### Written request
Print the listing as it stands, omitting all images.

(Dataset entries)
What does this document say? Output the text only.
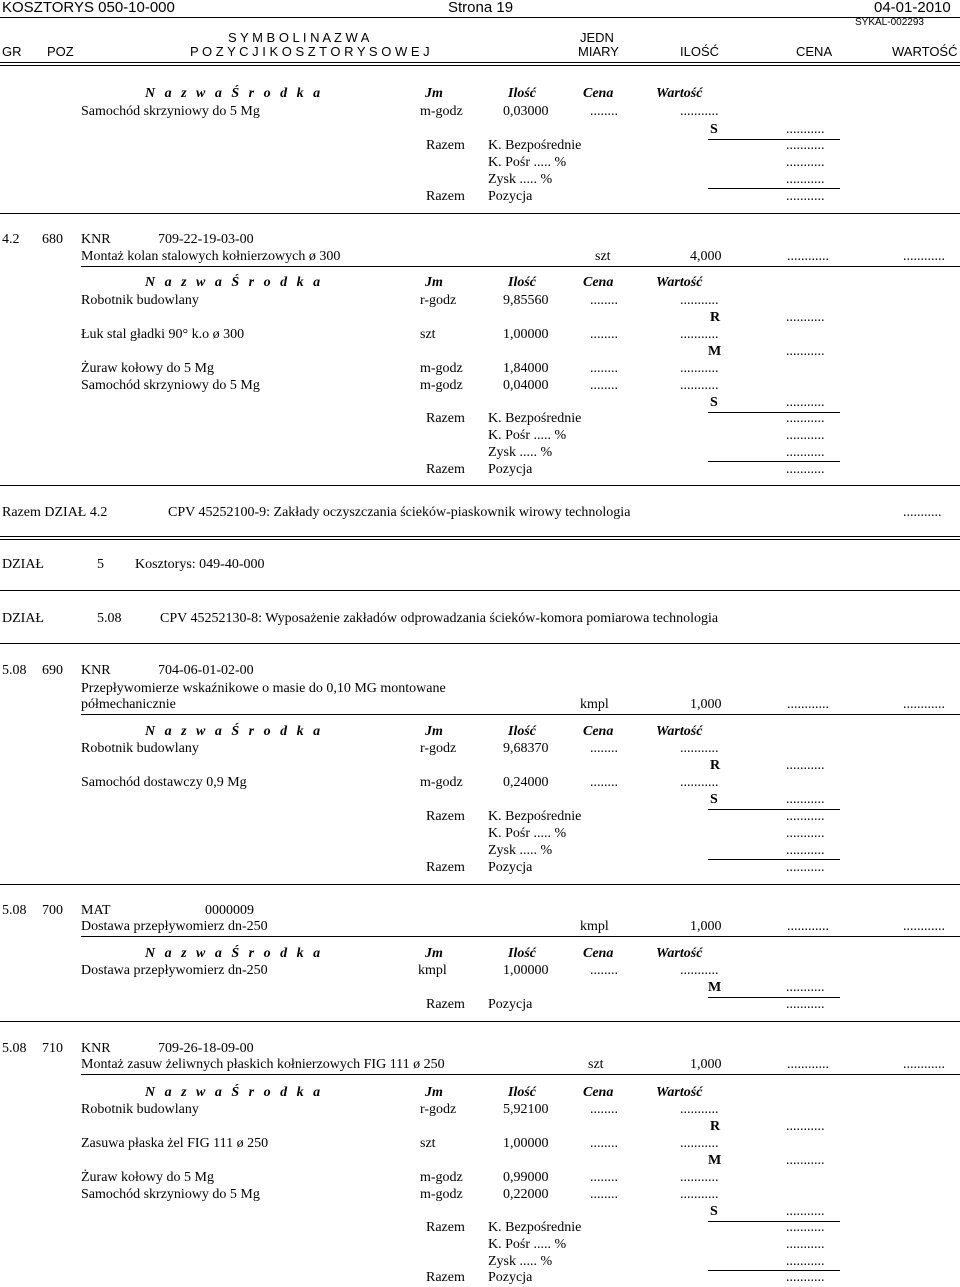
KOSZTORYS 050-10-000	Strona 19	04-01-2010
SYKAL-002293
S Y M B O L I N A Z W A	JEDN
GR POZ	P O Z Y C J I K O S Z T O R Y S O W E J	MIARY	ILOŚĆ	CENA	WARTOŚĆ
N a z w a Ś r o d k a	Jm	Ilość	Cena	Wartość
Samochód skrzyniowy do 5 Mg	m-godz	0,03000	........	...........
S	...........
Razem K. Bezpośrednie	...........
K. Pośr ..... %	...........
Zysk ..... %	...........
Razem Pozycja	...........
4.2 680 KNR	709-22-19-03-00
Montaż kolan stalowych kołnierzowych ø 300	szt	4,000	............	............
N a z w a Ś r o d k a	Jm	Ilość	Cena	Wartość
Robotnik budowlany	r-godz	9,85560	........	...........
R	...........
Łuk stal gładki 90° k.o ø 300	szt	1,00000	........	...........
M	...........
Żuraw kołowy do 5 Mg	m-godz	1,84000	........	...........
Samochód skrzyniowy do 5 Mg	m-godz	0,04000	........	...........
S	...........
Razem K. Bezpośrednie	...........
K. Pośr ..... %	...........
Zysk ..... %	...........
Razem Pozycja	...........
Razem DZIAŁ 4.2	CPV 45252100-9: Zakłady oczyszczania ścieków-piaskownik wirowy technologia	...........
DZIAŁ	5 Kosztorys: 049-40-000
DZIAŁ	5.08	CPV 45252130-8: Wyposażenie zakładów odprowadzania ścieków-komora pomiarowa technologia
5.08 690 KNR	704-06-01-02-00
Przepływomierze wskaźnikowe o masie do 0,10 MG montowane
półmechanicznie	kmpl	1,000	............	............
N a z w a Ś r o d k a	Jm	Ilość	Cena	Wartość
Robotnik budowlany	r-godz	9,68370	........	...........
R	...........
Samochód dostawczy 0,9 Mg	m-godz	0,24000	........	...........
S	...........
Razem K. Bezpośrednie	...........
K. Pośr ..... %	...........
Zysk ..... %	...........
Razem Pozycja	...........
5.08 700 MAT	0000009
Dostawa przepływomierz dn-250	kmpl	1,000	............	............
N a z w a Ś r o d k a	Jm	Ilość	Cena	Wartość
Dostawa przepływomierz dn-250	kmpl	1,00000	........	...........
M	...........
Razem Pozycja	...........
5.08 710 KNR	709-26-18-09-00
Montaż zasuw żeliwnych płaskich kołnierzowych FIG 111 ø 250	szt	1,000	............	............
N a z w a Ś r o d k a	Jm	Ilość	Cena	Wartość
Robotnik budowlany	r-godz	5,92100	........	...........
R	...........
Zasuwa płaska żel FIG 111 ø 250	szt	1,00000	........	...........
M	...........
Żuraw kołowy do 5 Mg	m-godz	0,99000	........	...........
Samochód skrzyniowy do 5 Mg	m-godz	0,22000	........	...........
S	...........
Razem K. Bezpośrednie	...........
K. Pośr ..... %	...........
Zysk ..... %	...........
Razem Pozycja	...........
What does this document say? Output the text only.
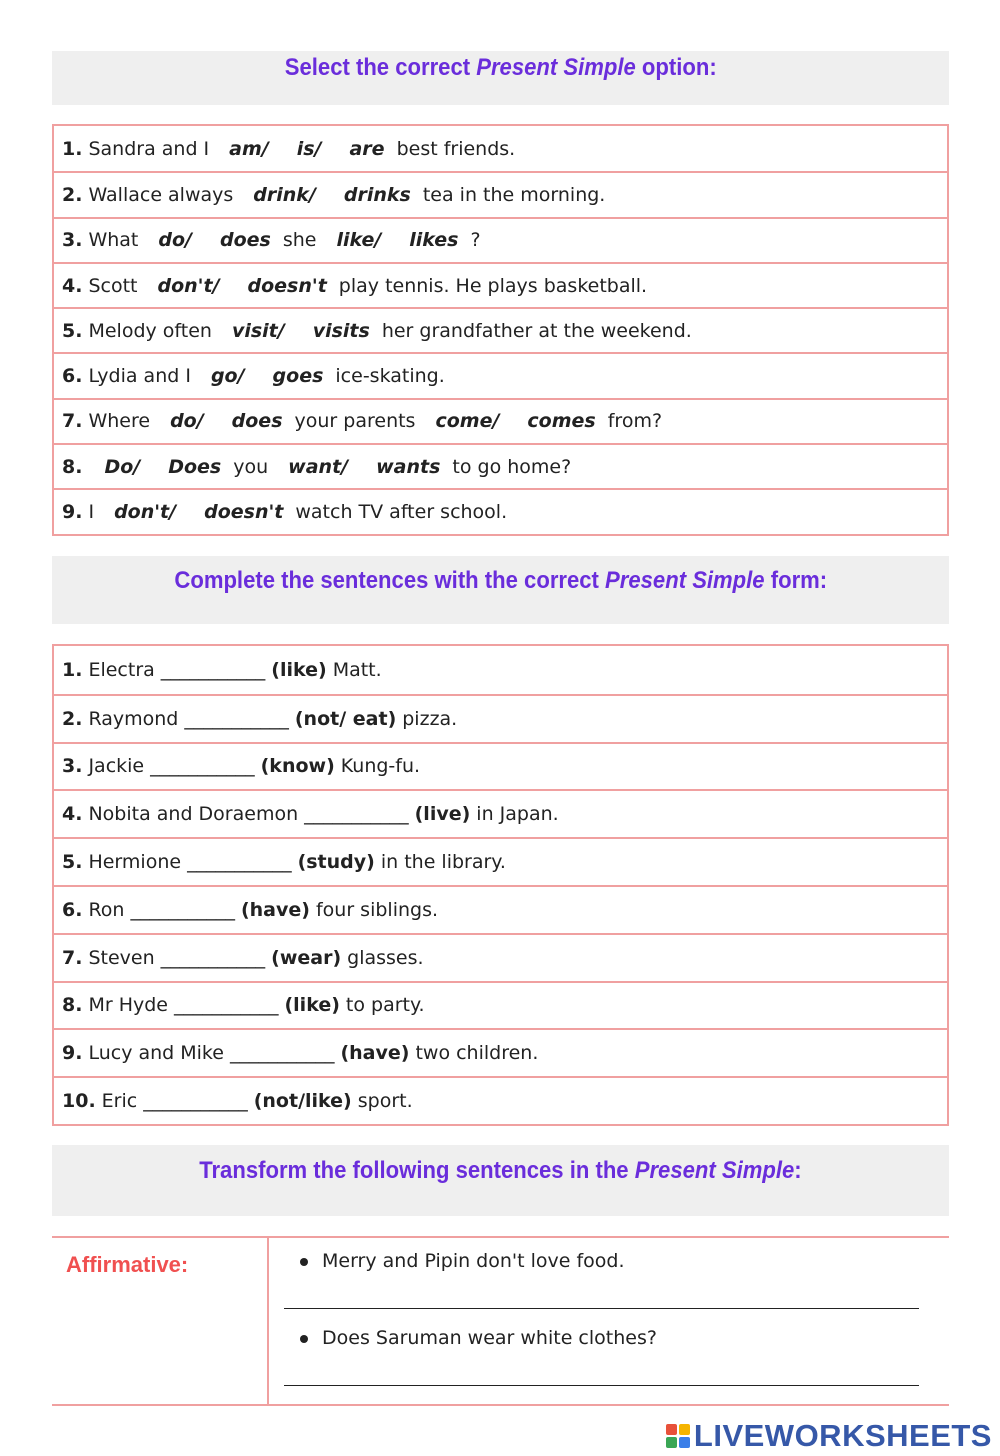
Select the correct Present Simple option:
1. Sandra and I am/ is/ are best friends.
2. Wallace always drink/ drinks tea in the morning.
3. What do/ does she like/ likes ?
4. Scott don't/ doesn't play tennis. He plays basketball.
5. Melody often visit/ visits her grandfather at the weekend.
6. Lydia and I go/ goes ice-skating.
7. Where do/ does your parents come/ comes from?
8. Do/ Does you want/ wants to go home?
9. I don't/ doesn't watch TV after school.
Complete the sentences with the correct Present Simple form:
1. Electra ___________ (like) Matt.
2. Raymond ___________ (not/ eat) pizza.
3. Jackie ___________ (know) Kung-fu.
4. Nobita and Doraemon ___________ (live) in Japan.
5. Hermione ___________ (study) in the library.
6. Ron ___________ (have) four siblings.
7. Steven ___________ (wear) glasses.
8. Mr Hyde ___________ (like) to party.
9. Lucy and Mike ___________ (have) two children.
10. Eric ___________ (not/like) sport.
Transform the following sentences in the Present Simple:
Affirmative:	Merry and Pipin don't love food.
Does Saruman wear white clothes?
LIVEWORKSHEETS
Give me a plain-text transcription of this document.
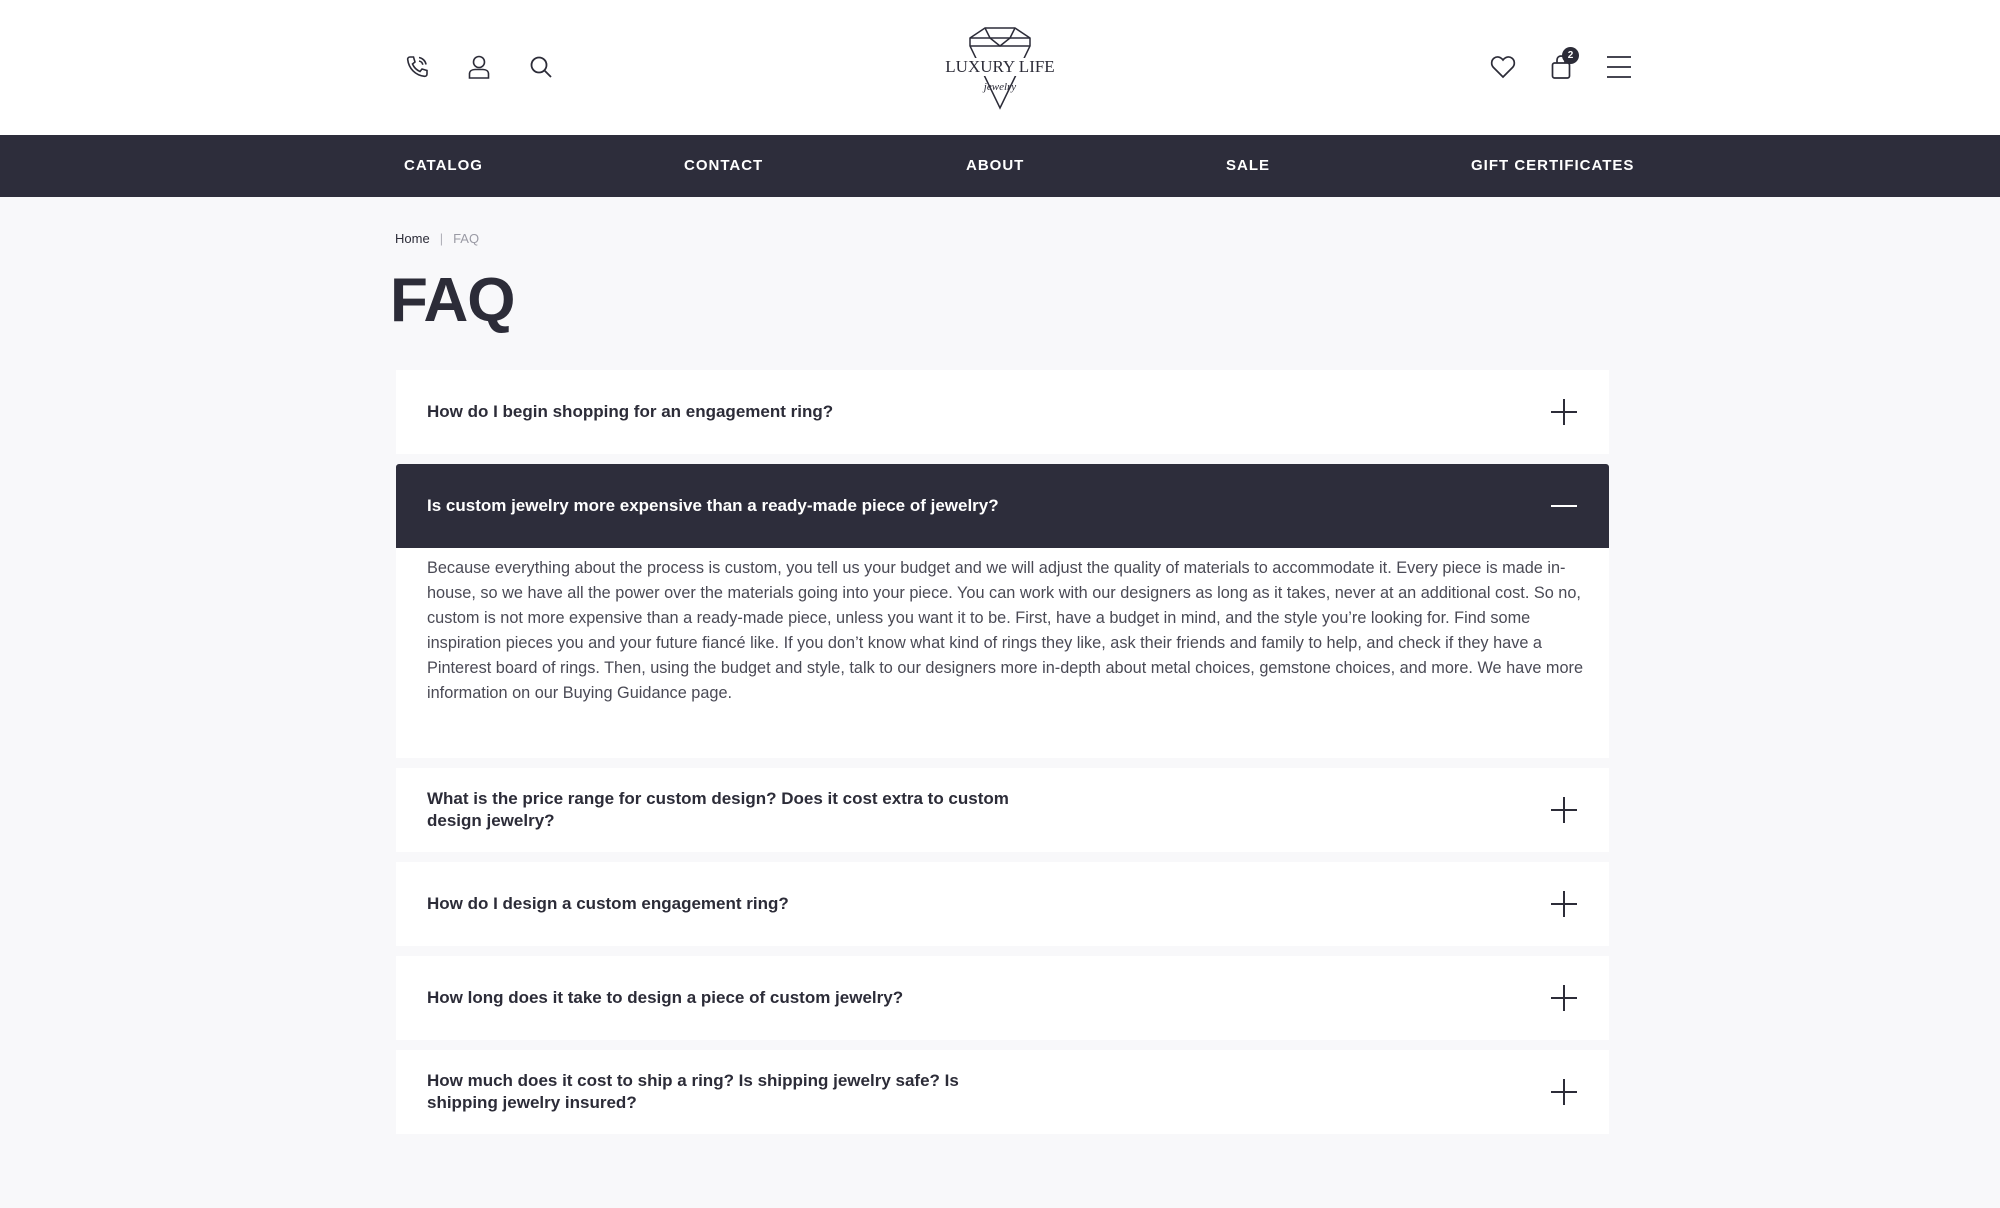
LUXURY LIFE
jewelry
2
CATALOG	CONTACT	ABOUT	SALE	GIFT CERTIFICATES
Home | FAQ
FAQ
How do I begin shopping for an engagement ring?
Is custom jewelry more expensive than a ready-made piece of jewelry?

Because everything about the process is custom, you tell us your budget and we will adjust the quality of materials to accommodate it. Every piece is made in-house, so we have all the power over the materials going into your piece. You can work with our designers as long as it takes, never at an additional cost. So no, custom is not more expensive than a ready-made piece, unless you want it to be. First, have a budget in mind, and the style you’re looking for. Find some inspiration pieces you and your future fiancé like. If you don’t know what kind of rings they like, ask their friends and family to help, and check if they have a Pinterest board of rings. Then, using the budget and style, talk to our designers more in-depth about metal choices, gemstone choices, and more. We have more information on our Buying Guidance page.

What is the price range for custom design? Does it cost extra to custom design jewelry?
How do I design a custom engagement ring?
How long does it take to design a piece of custom jewelry?
How much does it cost to ship a ring? Is shipping jewelry safe? Is shipping jewelry insured?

### Correct result
What does this document say? Output the text only.
KOSZTORYS 050-10-000	Strona 19	04-01-2010
SYKAL-002293
S Y M B O L I N A Z W A	JEDN
GR POZ	P O Z Y C J I K O S Z T O R Y S O W E J	MIARY	ILOŚĆ	CENA	WARTOŚĆ
N a z w a Ś r o d k a	Jm	Ilość	Cena	Wartość
Samochód skrzyniowy do 5 Mg	m-godz	0,03000	........	...........
S	...........
Razem K. Bezpośrednie	...........
K. Pośr ..... %	...........
Zysk ..... %	...........
Razem Pozycja	...........
4.2 680 KNR	709-22-19-03-00
Montaż kolan stalowych kołnierzowych ø 300	szt	4,000	............	............
N a z w a Ś r o d k a	Jm	Ilość	Cena	Wartość
Robotnik budowlany	r-godz	9,85560	........	...........
R	...........
Łuk stal gładki 90° k.o ø 300	szt	1,00000	........	...........
M	...........
Żuraw kołowy do 5 Mg	m-godz	1,84000	........	...........
Samochód skrzyniowy do 5 Mg	m-godz	0,04000	........	...........
S	...........
Razem K. Bezpośrednie	...........
K. Pośr ..... %	...........
Zysk ..... %	...........
Razem Pozycja	...........
Razem DZIAŁ 4.2	CPV 45252100-9: Zakłady oczyszczania ścieków-piaskownik wirowy technologia	...........
DZIAŁ	5 Kosztorys: 049-40-000
DZIAŁ	5.08	CPV 45252130-8: Wyposażenie zakładów odprowadzania ścieków-komora pomiarowa technologia
5.08 690 KNR	704-06-01-02-00
Przepływomierze wskaźnikowe o masie do 0,10 MG montowane
półmechanicznie	kmpl	1,000	............	............
N a z w a Ś r o d k a	Jm	Ilość	Cena	Wartość
Robotnik budowlany	r-godz	9,68370	........	...........
R	...........
Samochód dostawczy 0,9 Mg	m-godz	0,24000	........	...........
S	...........
Razem K. Bezpośrednie	...........
K. Pośr ..... %	...........
Zysk ..... %	...........
Razem Pozycja	...........
5.08 700 MAT	0000009
Dostawa przepływomierz dn-250	kmpl	1,000	............	............
N a z w a Ś r o d k a	Jm	Ilość	Cena	Wartość
Dostawa przepływomierz dn-250	kmpl	1,00000	........	...........
M	...........
Razem Pozycja	...........
5.08 710 KNR	709-26-18-09-00
Montaż zasuw żeliwnych płaskich kołnierzowych FIG 111 ø 250	szt	1,000	............	............
N a z w a Ś r o d k a	Jm	Ilość	Cena	Wartość
Robotnik budowlany	r-godz	5,92100	........	...........
R	...........
Zasuwa płaska żel FIG 111 ø 250	szt	1,00000	........	...........
M	...........
Żuraw kołowy do 5 Mg	m-godz	0,99000	........	...........
Samochód skrzyniowy do 5 Mg	m-godz	0,22000	........	...........
S	...........
Razem K. Bezpośrednie	...........
K. Pośr ..... %	...........
Zysk ..... %	...........
Razem Pozycja	...........
What does this document say? Output the text only.
Select the correct Present Simple option:
1. Sandra and I am/ is/ are best friends.
2. Wallace always drink/ drinks tea in the morning.
3. What do/ does she like/ likes ?
4. Scott don't/ doesn't play tennis. He plays basketball.
5. Melody often visit/ visits her grandfather at the weekend.
6. Lydia and I go/ goes ice-skating.
7. Where do/ does your parents come/ comes from?
8. Do/ Does you want/ wants to go home?
9. I don't/ doesn't watch TV after school.
Complete the sentences with the correct Present Simple form:
1. Electra ___________ (like) Matt.
2. Raymond ___________ (not/ eat) pizza.
3. Jackie ___________ (know) Kung-fu.
4. Nobita and Doraemon ___________ (live) in Japan.
5. Hermione ___________ (study) in the library.
6. Ron ___________ (have) four siblings.
7. Steven ___________ (wear) glasses.
8. Mr Hyde ___________ (like) to party.
9. Lucy and Mike ___________ (have) two children.
10. Eric ___________ (not/like) sport.
Transform the following sentences in the Present Simple:
Affirmative:	Merry and Pipin don't love food.
Does Saruman wear white clothes?
LIVEWORKSHEETS
Give me a plain-text transcription of this document.
LUXURY LIFE
jewelry
2
CATALOG	CONTACT	ABOUT	SALE	GIFT CERTIFICATES
Home | FAQ
FAQ
How do I begin shopping for an engagement ring?
Is custom jewelry more expensive than a ready-made piece of jewelry?

Because everything about the process is custom, you tell us your budget and we will adjust the quality of materials to accommodate it. Every piece is made in-house, so we have all the power over the materials going into your piece. You can work with our designers as long as it takes, never at an additional cost. So no, custom is not more expensive than a ready-made piece, unless you want it to be. First, have a budget in mind, and the style you’re looking for. Find some inspiration pieces you and your future fiancé like. If you don’t know what kind of rings they like, ask their friends and family to help, and check if they have a Pinterest board of rings. Then, using the budget and style, talk to our designers more in-depth about metal choices, gemstone choices, and more. We have more information on our Buying Guidance page.

What is the price range for custom design? Does it cost extra to custom design jewelry?
How do I design a custom engagement ring?
How long does it take to design a piece of custom jewelry?
How much does it cost to ship a ring? Is shipping jewelry safe? Is shipping jewelry insured?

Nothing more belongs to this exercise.